§ **What you have to do**
Take every line from the material that has the word "Working" in it.

####################

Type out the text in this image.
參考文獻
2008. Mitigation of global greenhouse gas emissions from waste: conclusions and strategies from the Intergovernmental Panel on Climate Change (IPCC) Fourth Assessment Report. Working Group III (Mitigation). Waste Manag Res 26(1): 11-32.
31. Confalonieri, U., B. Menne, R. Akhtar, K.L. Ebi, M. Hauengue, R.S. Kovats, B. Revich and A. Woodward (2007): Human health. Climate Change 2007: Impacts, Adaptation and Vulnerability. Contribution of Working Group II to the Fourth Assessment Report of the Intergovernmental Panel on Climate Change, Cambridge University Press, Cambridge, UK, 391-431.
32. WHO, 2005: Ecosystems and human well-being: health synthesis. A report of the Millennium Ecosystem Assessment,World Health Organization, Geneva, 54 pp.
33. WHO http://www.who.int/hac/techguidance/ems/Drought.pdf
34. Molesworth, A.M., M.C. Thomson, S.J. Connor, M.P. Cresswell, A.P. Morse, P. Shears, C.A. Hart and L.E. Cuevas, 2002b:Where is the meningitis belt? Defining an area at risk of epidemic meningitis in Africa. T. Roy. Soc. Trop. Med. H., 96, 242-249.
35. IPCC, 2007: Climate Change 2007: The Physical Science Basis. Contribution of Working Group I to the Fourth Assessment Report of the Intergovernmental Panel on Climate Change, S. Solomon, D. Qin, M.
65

####################

§ **Reply to the task**
2008. Mitigation of global greenhouse gas emissions from waste: conclusions and strategies from the Intergovernmental Panel on Climate Change (IPCC) Fourth Assessment Report. Working Group III (Mitigation). Waste Manag Res 26(1): 11-32.
31. Confalonieri, U., B. Menne, R. Akhtar, K.L. Ebi, M. Hauengue, R.S. Kovats, B. Revich and A. Woodward (2007): Human health. Climate Change 2007: Impacts, Adaptation and Vulnerability. Contribution of Working Group II to the Fourth Assessment Report of the Intergovernmental Panel on Climate Change, Cambridge University Press, Cambridge, UK, 391-431.
35. IPCC, 2007: Climate Change 2007: The Physical Science Basis. Contribution of Working Group I to the Fourth Assessment Report of the Intergovernmental Panel on Climate Change, S. Solomon, D. Qin, M.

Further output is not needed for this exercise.